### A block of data
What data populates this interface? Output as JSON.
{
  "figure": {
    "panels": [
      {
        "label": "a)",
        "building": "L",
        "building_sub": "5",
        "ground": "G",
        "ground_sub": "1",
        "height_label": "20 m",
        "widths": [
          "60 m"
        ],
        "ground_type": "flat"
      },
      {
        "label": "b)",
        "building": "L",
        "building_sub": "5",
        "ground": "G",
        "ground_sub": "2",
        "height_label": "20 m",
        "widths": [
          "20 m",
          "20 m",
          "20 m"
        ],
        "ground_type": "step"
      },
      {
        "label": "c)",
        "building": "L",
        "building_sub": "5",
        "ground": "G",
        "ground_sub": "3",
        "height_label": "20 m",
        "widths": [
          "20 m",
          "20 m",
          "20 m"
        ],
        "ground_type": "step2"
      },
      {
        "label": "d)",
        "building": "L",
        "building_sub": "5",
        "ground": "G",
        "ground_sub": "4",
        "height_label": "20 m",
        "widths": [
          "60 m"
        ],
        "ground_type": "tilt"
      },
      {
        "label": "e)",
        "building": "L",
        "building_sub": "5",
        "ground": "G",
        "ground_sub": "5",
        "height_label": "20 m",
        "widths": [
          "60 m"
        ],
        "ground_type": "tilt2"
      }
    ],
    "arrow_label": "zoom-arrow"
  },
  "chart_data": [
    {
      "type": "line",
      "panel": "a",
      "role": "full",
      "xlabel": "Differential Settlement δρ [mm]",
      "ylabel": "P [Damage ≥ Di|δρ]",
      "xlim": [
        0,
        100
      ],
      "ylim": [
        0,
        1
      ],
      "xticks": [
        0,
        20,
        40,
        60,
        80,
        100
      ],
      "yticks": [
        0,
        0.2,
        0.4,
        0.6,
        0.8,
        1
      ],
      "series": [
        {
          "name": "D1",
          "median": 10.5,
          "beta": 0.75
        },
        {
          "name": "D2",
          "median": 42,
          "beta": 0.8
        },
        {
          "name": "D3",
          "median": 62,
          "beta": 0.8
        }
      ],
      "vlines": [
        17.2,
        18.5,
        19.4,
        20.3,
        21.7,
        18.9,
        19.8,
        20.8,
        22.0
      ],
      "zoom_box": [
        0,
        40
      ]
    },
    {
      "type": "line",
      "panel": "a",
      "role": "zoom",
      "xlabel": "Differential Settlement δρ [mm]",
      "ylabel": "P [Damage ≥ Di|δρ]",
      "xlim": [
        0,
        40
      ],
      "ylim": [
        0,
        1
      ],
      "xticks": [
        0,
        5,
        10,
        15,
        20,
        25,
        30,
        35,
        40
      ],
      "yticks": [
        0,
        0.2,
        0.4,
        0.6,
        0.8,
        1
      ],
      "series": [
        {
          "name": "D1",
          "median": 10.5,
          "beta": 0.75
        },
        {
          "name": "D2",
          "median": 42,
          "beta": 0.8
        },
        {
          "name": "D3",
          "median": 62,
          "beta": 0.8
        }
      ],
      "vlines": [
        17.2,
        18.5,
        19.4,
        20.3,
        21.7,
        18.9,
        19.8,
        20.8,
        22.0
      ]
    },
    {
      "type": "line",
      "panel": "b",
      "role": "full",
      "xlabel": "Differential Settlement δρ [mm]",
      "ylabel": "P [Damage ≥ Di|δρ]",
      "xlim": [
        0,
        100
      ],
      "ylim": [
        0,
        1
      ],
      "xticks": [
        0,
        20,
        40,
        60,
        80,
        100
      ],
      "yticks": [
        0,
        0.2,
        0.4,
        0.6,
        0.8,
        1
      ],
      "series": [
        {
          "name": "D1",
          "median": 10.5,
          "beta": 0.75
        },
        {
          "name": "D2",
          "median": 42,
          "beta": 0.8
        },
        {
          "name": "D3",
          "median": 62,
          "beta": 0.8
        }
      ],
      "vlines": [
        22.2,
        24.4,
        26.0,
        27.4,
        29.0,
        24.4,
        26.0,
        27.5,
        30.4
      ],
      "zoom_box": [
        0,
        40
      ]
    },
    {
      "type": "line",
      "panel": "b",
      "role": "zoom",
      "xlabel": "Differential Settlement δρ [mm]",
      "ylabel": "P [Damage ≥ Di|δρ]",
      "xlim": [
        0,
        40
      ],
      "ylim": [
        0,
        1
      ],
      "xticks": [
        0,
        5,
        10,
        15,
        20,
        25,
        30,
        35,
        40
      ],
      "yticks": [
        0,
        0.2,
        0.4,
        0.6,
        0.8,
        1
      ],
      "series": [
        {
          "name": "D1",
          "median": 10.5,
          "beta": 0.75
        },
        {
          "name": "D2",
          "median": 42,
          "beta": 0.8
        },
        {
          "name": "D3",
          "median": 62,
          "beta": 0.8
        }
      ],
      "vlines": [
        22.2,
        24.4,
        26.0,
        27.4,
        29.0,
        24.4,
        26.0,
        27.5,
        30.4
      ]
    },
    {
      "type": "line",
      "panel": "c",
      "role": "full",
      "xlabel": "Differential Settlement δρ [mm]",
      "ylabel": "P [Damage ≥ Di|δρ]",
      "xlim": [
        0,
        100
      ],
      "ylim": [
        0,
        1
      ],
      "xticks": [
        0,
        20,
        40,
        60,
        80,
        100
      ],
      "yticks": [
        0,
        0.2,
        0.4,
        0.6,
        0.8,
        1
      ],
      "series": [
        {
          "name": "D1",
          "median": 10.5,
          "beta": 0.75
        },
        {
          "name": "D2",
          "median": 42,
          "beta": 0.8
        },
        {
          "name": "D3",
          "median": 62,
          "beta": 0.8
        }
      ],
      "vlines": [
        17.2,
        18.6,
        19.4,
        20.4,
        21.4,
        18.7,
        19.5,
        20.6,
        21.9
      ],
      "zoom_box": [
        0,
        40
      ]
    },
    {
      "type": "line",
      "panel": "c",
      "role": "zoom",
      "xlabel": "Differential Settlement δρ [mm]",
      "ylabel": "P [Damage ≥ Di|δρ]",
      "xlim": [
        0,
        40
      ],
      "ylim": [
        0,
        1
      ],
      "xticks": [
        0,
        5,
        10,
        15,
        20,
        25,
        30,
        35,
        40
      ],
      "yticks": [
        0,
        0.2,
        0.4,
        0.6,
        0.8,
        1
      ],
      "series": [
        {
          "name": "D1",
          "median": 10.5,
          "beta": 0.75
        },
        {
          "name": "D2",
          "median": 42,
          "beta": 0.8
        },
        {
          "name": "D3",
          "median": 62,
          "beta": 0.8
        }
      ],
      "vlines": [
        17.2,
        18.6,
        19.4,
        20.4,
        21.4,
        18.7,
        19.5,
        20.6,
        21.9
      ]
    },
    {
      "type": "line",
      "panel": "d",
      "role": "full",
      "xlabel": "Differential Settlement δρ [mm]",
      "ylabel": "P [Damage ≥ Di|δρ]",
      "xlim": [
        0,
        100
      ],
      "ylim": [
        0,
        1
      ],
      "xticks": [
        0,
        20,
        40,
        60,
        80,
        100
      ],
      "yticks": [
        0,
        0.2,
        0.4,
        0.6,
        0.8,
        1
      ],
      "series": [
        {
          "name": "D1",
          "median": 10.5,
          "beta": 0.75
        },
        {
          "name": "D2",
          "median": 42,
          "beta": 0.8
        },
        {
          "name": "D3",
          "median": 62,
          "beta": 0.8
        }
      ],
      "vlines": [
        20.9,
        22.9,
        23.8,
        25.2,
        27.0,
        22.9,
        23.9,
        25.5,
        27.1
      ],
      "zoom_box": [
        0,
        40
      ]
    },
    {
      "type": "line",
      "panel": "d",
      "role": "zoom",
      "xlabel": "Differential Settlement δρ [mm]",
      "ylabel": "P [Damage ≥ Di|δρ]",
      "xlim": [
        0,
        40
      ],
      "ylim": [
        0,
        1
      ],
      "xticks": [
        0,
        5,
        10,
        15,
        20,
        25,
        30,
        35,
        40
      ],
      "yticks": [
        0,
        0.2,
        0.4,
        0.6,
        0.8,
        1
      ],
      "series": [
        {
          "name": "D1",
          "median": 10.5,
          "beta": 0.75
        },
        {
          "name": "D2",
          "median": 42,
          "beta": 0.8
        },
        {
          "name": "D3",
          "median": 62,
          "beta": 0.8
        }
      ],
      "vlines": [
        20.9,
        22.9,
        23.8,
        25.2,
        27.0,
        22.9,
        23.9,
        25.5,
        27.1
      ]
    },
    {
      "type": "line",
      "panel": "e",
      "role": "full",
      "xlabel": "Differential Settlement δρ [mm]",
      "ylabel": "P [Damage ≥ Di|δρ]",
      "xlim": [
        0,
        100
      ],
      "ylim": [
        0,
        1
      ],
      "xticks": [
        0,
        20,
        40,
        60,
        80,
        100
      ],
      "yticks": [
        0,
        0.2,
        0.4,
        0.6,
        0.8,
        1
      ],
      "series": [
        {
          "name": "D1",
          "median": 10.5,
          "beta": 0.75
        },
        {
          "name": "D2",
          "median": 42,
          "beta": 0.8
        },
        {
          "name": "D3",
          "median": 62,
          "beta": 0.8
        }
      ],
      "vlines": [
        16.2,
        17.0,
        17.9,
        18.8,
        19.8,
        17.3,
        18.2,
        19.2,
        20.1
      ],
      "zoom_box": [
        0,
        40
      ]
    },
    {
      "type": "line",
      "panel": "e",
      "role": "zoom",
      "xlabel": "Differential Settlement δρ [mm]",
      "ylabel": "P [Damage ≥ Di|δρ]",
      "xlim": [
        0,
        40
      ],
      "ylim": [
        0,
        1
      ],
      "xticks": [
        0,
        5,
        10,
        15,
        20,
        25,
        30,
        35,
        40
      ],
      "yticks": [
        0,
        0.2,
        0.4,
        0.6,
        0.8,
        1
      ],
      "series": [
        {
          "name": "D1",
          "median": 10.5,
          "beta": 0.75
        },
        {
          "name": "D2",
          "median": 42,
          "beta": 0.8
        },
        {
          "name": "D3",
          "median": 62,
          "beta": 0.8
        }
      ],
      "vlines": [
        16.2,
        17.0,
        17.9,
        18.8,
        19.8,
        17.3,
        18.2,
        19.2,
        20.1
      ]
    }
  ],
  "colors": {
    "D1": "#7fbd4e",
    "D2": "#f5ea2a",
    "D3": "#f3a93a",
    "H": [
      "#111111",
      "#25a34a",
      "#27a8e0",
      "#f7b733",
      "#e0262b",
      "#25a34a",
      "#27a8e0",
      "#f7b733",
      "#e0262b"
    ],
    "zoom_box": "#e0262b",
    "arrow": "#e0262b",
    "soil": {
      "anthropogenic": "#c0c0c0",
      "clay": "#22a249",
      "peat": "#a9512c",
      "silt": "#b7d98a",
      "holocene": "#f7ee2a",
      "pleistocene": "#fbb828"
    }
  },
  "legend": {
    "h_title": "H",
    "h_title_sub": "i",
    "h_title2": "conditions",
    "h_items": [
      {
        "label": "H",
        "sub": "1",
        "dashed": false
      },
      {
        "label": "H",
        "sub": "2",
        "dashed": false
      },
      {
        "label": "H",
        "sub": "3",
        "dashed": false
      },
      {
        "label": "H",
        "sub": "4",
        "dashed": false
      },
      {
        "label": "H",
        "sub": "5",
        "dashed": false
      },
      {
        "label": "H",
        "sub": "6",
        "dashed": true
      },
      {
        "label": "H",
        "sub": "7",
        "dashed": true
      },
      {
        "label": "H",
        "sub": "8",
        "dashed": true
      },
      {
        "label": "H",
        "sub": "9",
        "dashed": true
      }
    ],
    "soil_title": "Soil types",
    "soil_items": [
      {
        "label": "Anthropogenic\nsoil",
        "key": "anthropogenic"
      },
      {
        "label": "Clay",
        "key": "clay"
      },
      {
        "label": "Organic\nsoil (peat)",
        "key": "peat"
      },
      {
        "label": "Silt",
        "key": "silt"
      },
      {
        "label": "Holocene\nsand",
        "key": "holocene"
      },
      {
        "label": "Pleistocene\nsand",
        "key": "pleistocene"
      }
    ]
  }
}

### Brief
Copy each line above that contains the word "peat".

### Result
      "peat": "#a9512c",
        "label": "Organic\nsoil (peat)",
        "key": "peat"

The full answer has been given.